───── MATERIAL SHOWN ─────

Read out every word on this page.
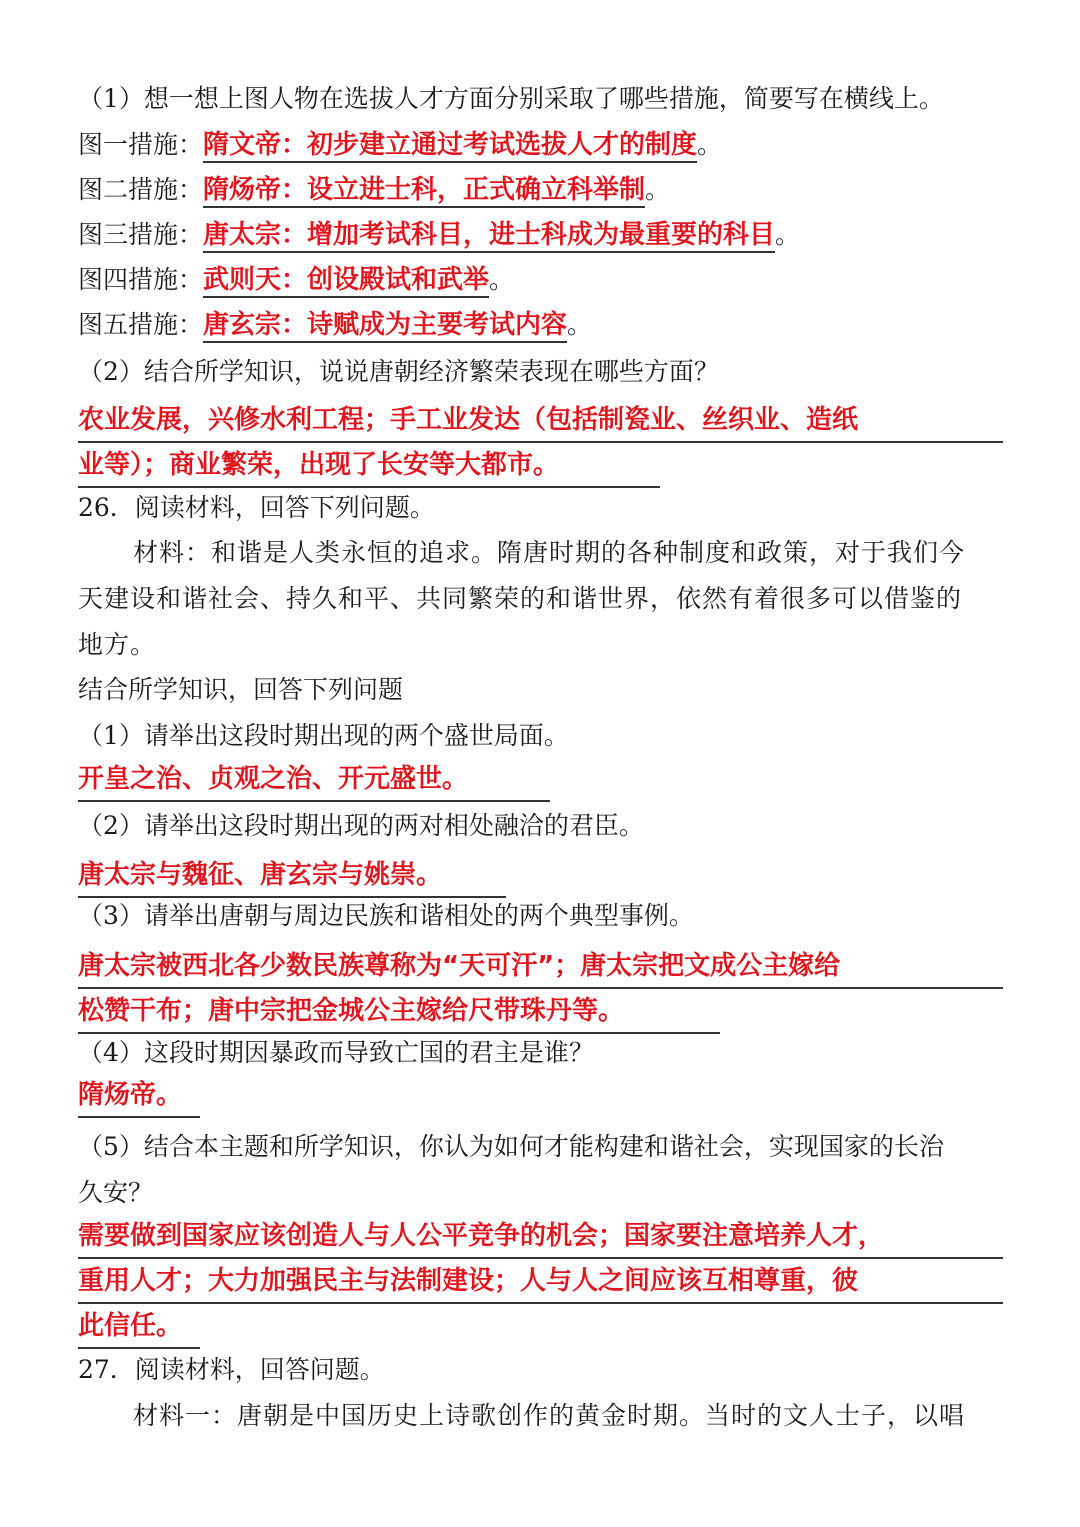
（1）想一想上图人物在选拔人才方面分别采取了哪些措施，简要写在横线上。
图一措施：隋文帝：初步建立通过考试选拔人才的制度。
图二措施：隋炀帝：设立进士科，正式确立科举制。
图三措施：唐太宗：增加考试科目，进士科成为最重要的科目。
图四措施：武则天：创设殿试和武举。
图五措施：唐玄宗：诗赋成为主要考试内容。
（2）结合所学知识，说说唐朝经济繁荣表现在哪些方面？
农业发展，兴修水利工程；手工业发达（包括制瓷业、丝织业、造纸
业等）；商业繁荣，出现了长安等大都市。
26．阅读材料，回答下列问题。
材料：和谐是人类永恒的追求。隋唐时期的各种制度和政策，对于我们今
天建设和谐社会、持久和平、共同繁荣的和谐世界，依然有着很多可以借鉴的
地方。
结合所学知识，回答下列问题
（1）请举出这段时期出现的两个盛世局面。
开皇之治、贞观之治、开元盛世。
（2）请举出这段时期出现的两对相处融洽的君臣。
唐太宗与魏征、唐玄宗与姚崇。
（3）请举出唐朝与周边民族和谐相处的两个典型事例。
唐太宗被西北各少数民族尊称为“天可汗”；唐太宗把文成公主嫁给
松赞干布；唐中宗把金城公主嫁给尺带珠丹等。
（4）这段时期因暴政而导致亡国的君主是谁？
隋炀帝。
（5）结合本主题和所学知识，你认为如何才能构建和谐社会，实现国家的长治
久安？
需要做到国家应该创造人与人公平竞争的机会；国家要注意培养人才，
重用人才；大力加强民主与法制建设；人与人之间应该互相尊重，彼
此信任。
27．阅读材料，回答问题。
材料一：唐朝是中国历史上诗歌创作的黄金时期。当时的文人士子，以唱
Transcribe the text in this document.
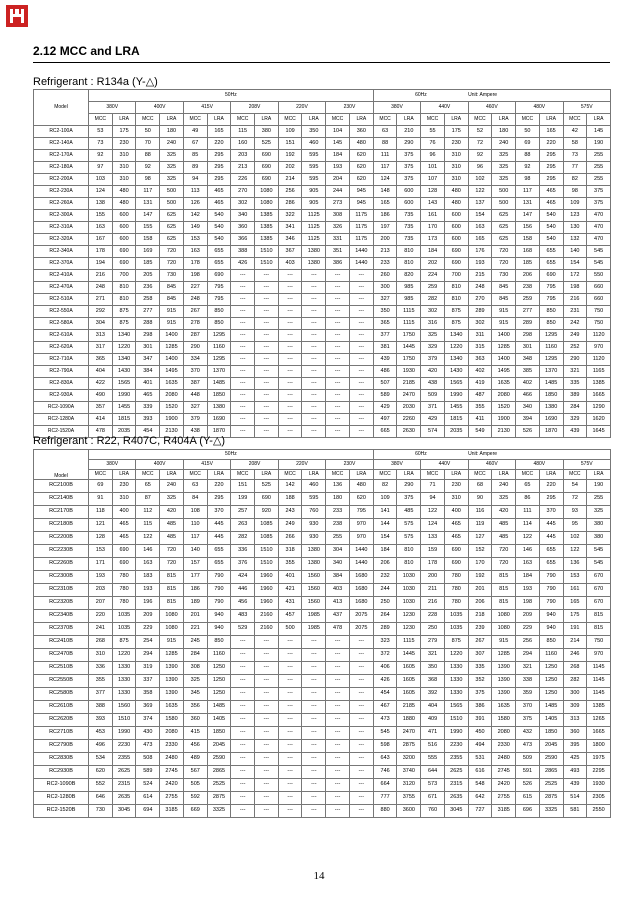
2.12 MCC and LRA
Refrigerant : R134a (Y-△)
Model	50Hz												60Hz				Unit: Ampere					
	380V		400V		415V		208V		220V		230V		380V		440V		460V		480V		575V	
	MCC	LRA	MCC	LRA	MCC	LRA	MCC	LRA	MCC	LRA	MCC	LRA	MCC	LRA	MCC	LRA	MCC	LRA	MCC	LRA	MCC	LRA
RC2-100A	53	175	50	180	49	165	115	380	109	350	104	360	63	210	55	175	52	180	50	165	42	145
RC2-140A	73	230	70	240	67	220	160	525	151	460	145	480	88	290	76	230	72	240	69	220	58	190
RC2-170A	92	310	88	325	85	295	203	690	192	595	184	620	111	375	96	310	92	325	88	295	73	255
RC2-180A	97	310	92	325	89	295	213	690	202	595	193	620	117	375	101	310	96	325	92	295	77	255
RC2-200A	103	310	98	325	94	295	226	690	214	595	204	620	124	375	107	310	102	325	98	295	82	255
RC2-230A	124	480	117	500	113	465	270	1080	256	905	244	945	148	600	128	480	122	500	117	465	98	375
RC2-260A	138	480	131	500	126	465	302	1080	286	905	273	945	165	600	143	480	137	500	131	465	109	375
RC2-300A	155	600	147	625	142	540	340	1385	322	1125	308	1175	186	735	161	600	154	625	147	540	123	470
RC2-310A	163	600	155	625	149	540	360	1385	341	1125	326	1175	197	735	170	600	163	625	156	540	130	470
RC2-320A	167	600	158	625	153	540	366	1385	346	1125	331	1175	200	735	173	600	165	625	158	540	132	470
RC2-340A	178	690	169	720	163	655	388	1510	367	1380	351	1440	213	810	184	690	176	720	168	655	140	545
RC2-370A	194	690	185	720	178	655	426	1510	403	1380	386	1440	233	810	202	690	193	720	185	655	154	545
RC2-410A	216	700	205	730	198	690	---	---	---	---	---	---	260	820	224	700	215	730	206	690	172	550
RC2-470A	248	810	236	845	227	795	---	---	---	---	---	---	300	985	259	810	248	845	238	795	198	660
RC2-510A	271	810	258	845	248	795	---	---	---	---	---	---	327	985	282	810	270	845	259	795	216	660
RC2-550A	292	875	277	915	267	850	---	---	---	---	---	---	350	1115	302	875	289	915	277	850	231	750
RC2-580A	304	875	288	915	278	850	---	---	---	---	---	---	365	1115	316	875	302	915	289	850	242	750
RC2-610A	313	1340	298	1400	287	1295	---	---	---	---	---	---	377	1750	325	1340	311	1400	298	1295	249	1120
RC2-620A	317	1220	301	1285	290	1160	---	---	---	---	---	---	381	1445	329	1220	315	1285	301	1160	252	970
RC2-710A	365	1340	347	1400	334	1295	---	---	---	---	---	---	439	1750	379	1340	363	1400	348	1295	290	1120
RC2-790A	404	1430	384	1495	370	1370	---	---	---	---	---	---	486	1930	420	1430	402	1495	385	1370	321	1165
RC2-830A	422	1565	401	1635	387	1485	---	---	---	---	---	---	507	2185	438	1565	419	1635	402	1485	335	1385
RC2-930A	490	1990	465	2080	448	1850	---	---	---	---	---	---	589	2470	509	1990	487	2080	466	1850	389	1665
RC2-1090A	357	1455	339	1520	327	1380	---	---	---	---	---	---	429	2030	371	1455	355	1520	340	1380	284	1290
RC2-1280A	414	1815	393	1900	379	1690	---	---	---	---	---	---	497	2260	429	1815	411	1900	394	1690	329	1620
RC2-1520A	478	2035	454	2130	438	1870	---	---	---	---	---	---	665	2630	574	2035	549	2130	526	1870	439	1645
Refrigerant : R22, R407C, R404A (Y-△)
Model	50Hz												60Hz				Unit: Ampere					
	380V		400V		415V		208V		220V		230V		380V		440V		460V		480V		575V	
	MCC	LRA	MCC	LRA	MCC	LRA	MCC	LRA	MCC	LRA	MCC	LRA	MCC	LRA	MCC	LRA	MCC	LRA	MCC	LRA	MCC	LRA
RC2100B	69	230	65	240	63	220	151	525	142	460	136	480	82	290	71	230	68	240	65	220	54	190
RC2140B	91	310	87	325	84	295	199	690	188	595	180	620	109	375	94	310	90	325	86	295	72	255
RC2170B	118	400	112	420	108	370	257	920	243	760	233	795	141	485	122	400	116	420	111	370	93	325
RC2180B	121	465	115	485	110	445	263	1085	249	930	238	970	144	575	124	465	119	485	114	445	95	380
RC2200B	128	465	122	485	117	445	282	1085	266	930	255	970	154	575	133	465	127	485	122	445	102	380
RC2230B	153	690	146	720	140	655	336	1510	318	1380	304	1440	184	810	159	690	152	720	146	655	122	545
RC2260B	171	690	163	720	157	655	376	1510	355	1380	340	1440	206	810	178	690	170	720	163	655	136	545
RC2300B	193	780	183	815	177	790	424	1960	401	1560	384	1680	232	1030	200	780	192	815	184	790	153	670
RC2310B	203	780	193	815	186	790	446	1960	421	1560	403	1680	244	1030	211	780	201	815	193	790	161	670
RC2320B	207	780	196	815	189	790	456	1960	431	1560	413	1680	250	1030	216	780	206	815	198	790	165	670
RC2340B	220	1035	209	1080	201	940	483	2160	457	1985	437	2075	264	1230	228	1035	218	1080	209	940	175	815
RC2370B	241	1035	229	1080	221	940	529	2160	500	1985	478	2075	289	1230	250	1035	239	1080	229	940	191	815
RC2410B	268	875	254	915	245	850	---	---	---	---	---	---	323	1115	279	875	267	915	256	850	214	750
RC2470B	310	1220	294	1285	284	1160	---	---	---	---	---	---	372	1445	321	1220	307	1285	294	1160	246	970
RC2510B	336	1330	319	1390	308	1250	---	---	---	---	---	---	406	1605	350	1330	335	1390	321	1250	268	1145
RC2550B	355	1330	337	1390	325	1250	---	---	---	---	---	---	426	1605	368	1330	352	1390	338	1250	282	1145
RC2580B	377	1330	358	1390	345	1250	---	---	---	---	---	---	454	1605	392	1330	375	1390	359	1250	300	1145
RC2610B	388	1560	369	1635	356	1485	---	---	---	---	---	---	467	2185	404	1565	386	1635	370	1485	309	1385
RC2620B	393	1510	374	1580	360	1405	---	---	---	---	---	---	473	1880	409	1510	391	1580	375	1405	313	1265
RC2710B	453	1990	430	2080	415	1850	---	---	---	---	---	---	545	2470	471	1990	450	2080	432	1850	360	1665
RC2790B	496	2230	473	2330	456	2045	---	---	---	---	---	---	598	2875	516	2230	494	2330	473	2045	395	1800
RC2830B	534	2355	508	2480	489	2590	---	---	---	---	---	---	643	3200	555	2355	531	2480	509	2590	425	1975
RC2930B	620	2625	589	2745	567	2865	---	---	---	---	---	---	746	3740	644	2625	616	2745	591	2865	493	2295
RC2-1090B	552	2315	524	2420	505	2525	---	---	---	---	---	---	664	3120	573	2315	548	2420	526	2525	439	1930
RC2-1280B	646	2635	614	2755	592	2875	---	---	---	---	---	---	777	3755	671	2635	642	2755	615	2875	514	2305
RC2-1520B	730	3045	694	3185	669	3325	---	---	---	---	---	---	880	3600	760	3045	727	3185	696	3325	581	2550
14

─────

* _THE EXERCISE_
Scan the listing above for the word "Refrigerant" and copy every line that holds it.

* _THE RESULT_
Refrigerant : R134a (Y-△)
Refrigerant : R22, R407C, R404A (Y-△)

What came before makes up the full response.